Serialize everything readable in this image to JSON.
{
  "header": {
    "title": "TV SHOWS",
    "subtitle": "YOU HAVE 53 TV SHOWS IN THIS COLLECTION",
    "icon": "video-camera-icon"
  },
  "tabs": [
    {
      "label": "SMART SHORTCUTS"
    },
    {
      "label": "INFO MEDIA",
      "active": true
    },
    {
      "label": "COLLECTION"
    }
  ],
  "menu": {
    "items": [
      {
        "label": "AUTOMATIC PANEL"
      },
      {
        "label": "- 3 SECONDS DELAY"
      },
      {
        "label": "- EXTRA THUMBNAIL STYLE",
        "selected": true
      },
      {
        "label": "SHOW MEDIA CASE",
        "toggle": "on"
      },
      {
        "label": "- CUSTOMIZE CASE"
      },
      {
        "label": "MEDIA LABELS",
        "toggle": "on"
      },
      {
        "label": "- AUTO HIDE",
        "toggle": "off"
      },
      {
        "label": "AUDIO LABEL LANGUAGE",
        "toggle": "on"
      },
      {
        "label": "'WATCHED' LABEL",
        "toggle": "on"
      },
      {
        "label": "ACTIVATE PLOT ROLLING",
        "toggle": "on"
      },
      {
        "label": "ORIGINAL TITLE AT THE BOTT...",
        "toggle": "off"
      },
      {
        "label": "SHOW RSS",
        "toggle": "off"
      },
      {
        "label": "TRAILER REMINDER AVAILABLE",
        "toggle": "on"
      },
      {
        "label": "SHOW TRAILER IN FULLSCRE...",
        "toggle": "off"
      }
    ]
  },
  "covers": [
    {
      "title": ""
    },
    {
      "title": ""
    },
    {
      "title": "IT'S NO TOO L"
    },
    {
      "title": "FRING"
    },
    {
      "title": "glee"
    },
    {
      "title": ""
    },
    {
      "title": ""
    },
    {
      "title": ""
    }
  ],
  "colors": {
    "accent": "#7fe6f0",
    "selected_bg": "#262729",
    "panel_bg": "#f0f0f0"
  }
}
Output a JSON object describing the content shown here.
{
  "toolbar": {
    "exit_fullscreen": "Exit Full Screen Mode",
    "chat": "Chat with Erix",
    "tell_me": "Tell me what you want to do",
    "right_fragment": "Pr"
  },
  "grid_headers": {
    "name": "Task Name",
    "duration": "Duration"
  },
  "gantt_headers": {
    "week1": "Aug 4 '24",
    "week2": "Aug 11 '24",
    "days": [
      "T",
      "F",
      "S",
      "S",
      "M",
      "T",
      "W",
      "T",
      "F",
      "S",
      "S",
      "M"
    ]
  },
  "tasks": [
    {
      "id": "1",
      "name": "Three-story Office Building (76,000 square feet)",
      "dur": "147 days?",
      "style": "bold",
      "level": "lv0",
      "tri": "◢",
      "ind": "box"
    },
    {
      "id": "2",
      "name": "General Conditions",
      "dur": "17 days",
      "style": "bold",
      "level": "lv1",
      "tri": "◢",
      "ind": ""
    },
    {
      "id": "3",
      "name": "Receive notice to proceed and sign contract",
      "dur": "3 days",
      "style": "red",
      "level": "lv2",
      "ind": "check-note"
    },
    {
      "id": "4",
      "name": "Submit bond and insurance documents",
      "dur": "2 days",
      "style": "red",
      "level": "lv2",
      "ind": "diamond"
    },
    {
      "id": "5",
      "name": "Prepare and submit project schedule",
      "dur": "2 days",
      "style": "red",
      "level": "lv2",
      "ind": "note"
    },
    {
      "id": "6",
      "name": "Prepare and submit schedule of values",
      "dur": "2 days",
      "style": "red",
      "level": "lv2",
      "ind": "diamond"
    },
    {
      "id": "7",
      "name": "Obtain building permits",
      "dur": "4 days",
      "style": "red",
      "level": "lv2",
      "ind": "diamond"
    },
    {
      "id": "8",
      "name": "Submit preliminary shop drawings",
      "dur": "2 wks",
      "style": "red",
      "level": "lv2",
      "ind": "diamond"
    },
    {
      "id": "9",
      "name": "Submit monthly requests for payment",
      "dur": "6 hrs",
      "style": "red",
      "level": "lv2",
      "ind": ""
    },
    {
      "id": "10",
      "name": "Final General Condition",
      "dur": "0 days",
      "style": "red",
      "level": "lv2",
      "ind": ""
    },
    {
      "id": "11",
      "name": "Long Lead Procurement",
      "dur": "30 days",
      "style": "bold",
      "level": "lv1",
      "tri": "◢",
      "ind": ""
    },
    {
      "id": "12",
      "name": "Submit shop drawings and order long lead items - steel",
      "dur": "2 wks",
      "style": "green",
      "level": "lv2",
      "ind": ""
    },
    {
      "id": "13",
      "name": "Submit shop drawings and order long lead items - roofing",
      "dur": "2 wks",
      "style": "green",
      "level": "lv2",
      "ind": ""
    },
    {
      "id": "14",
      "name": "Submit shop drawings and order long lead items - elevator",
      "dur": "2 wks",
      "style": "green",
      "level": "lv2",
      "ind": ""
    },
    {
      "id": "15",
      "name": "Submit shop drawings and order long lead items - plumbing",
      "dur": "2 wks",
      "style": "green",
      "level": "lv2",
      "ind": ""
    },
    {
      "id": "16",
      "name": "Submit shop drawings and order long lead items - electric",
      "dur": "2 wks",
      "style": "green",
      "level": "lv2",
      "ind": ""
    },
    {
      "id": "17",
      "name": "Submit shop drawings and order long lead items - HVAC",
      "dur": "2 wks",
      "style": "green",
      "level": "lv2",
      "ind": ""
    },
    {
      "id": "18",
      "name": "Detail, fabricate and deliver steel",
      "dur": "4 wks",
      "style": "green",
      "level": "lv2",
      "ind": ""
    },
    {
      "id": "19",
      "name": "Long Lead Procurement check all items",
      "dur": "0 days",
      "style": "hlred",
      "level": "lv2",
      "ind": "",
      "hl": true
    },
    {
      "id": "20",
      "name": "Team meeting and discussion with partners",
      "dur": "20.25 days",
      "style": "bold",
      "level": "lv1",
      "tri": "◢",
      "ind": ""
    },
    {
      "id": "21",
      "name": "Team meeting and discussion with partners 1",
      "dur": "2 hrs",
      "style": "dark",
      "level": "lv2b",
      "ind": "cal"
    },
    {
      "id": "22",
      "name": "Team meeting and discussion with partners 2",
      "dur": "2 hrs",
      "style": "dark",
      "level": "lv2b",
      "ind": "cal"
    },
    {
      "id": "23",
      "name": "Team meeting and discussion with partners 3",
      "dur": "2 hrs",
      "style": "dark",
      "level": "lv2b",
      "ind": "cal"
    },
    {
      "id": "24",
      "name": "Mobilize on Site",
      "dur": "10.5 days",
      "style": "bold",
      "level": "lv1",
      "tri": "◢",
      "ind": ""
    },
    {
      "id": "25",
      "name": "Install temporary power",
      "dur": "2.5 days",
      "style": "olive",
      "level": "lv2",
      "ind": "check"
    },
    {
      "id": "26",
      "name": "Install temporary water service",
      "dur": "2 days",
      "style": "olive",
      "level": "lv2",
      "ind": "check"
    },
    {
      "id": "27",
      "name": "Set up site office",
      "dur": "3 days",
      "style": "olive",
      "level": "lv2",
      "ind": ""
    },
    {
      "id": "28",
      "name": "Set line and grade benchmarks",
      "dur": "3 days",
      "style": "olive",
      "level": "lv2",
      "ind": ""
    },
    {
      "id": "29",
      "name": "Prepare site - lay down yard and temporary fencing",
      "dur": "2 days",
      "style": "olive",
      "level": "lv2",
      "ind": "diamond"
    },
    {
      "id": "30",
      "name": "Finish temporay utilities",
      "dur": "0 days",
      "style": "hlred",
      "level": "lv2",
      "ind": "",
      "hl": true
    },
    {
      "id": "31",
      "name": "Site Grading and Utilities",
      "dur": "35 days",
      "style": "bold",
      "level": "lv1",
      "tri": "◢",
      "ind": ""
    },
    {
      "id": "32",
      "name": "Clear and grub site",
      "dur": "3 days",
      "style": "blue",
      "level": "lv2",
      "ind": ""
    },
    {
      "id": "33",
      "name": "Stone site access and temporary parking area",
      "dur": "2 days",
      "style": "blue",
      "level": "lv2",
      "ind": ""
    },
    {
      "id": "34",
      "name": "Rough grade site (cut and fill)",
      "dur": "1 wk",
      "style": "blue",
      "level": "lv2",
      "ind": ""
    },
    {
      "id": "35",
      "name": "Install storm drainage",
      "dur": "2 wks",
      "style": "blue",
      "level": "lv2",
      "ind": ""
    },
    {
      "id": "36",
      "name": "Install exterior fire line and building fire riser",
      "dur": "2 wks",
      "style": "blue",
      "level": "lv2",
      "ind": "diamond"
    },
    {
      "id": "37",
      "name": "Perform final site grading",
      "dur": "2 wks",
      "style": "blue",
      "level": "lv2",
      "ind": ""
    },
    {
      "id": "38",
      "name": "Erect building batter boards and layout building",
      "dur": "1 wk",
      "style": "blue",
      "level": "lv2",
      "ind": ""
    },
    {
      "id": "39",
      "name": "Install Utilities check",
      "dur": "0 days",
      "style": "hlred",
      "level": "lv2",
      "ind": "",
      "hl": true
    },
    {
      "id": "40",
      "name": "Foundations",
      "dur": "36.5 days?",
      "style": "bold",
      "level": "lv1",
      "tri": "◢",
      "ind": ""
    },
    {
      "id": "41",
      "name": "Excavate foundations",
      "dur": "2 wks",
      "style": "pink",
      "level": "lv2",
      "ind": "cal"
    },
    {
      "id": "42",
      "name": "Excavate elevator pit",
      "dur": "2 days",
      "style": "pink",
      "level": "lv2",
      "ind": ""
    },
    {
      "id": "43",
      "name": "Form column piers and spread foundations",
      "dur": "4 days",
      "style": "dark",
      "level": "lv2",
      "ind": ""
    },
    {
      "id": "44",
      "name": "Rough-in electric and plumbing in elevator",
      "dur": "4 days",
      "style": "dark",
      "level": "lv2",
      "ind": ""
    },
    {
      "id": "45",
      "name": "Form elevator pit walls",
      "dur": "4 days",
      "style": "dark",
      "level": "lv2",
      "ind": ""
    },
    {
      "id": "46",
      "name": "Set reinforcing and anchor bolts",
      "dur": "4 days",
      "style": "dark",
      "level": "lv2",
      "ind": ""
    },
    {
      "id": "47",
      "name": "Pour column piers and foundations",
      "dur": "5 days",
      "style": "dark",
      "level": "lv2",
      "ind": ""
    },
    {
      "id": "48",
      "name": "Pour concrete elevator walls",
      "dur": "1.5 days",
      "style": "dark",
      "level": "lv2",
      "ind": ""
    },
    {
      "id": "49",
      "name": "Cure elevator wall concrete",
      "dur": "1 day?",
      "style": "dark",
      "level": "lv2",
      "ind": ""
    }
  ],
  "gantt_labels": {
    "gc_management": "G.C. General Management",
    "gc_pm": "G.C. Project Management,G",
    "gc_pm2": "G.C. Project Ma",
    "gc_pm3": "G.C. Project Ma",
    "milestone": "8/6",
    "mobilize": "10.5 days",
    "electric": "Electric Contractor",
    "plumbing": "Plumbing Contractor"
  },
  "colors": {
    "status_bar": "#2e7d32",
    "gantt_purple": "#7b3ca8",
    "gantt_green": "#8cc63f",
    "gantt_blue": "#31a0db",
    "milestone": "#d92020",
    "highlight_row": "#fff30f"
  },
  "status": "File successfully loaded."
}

+ + +

> WHAT IS ASKED: What is the number of lines above that contain "Procurement"? Answer with that number only.

> SOLUTION TO THIS EXERCISE: 2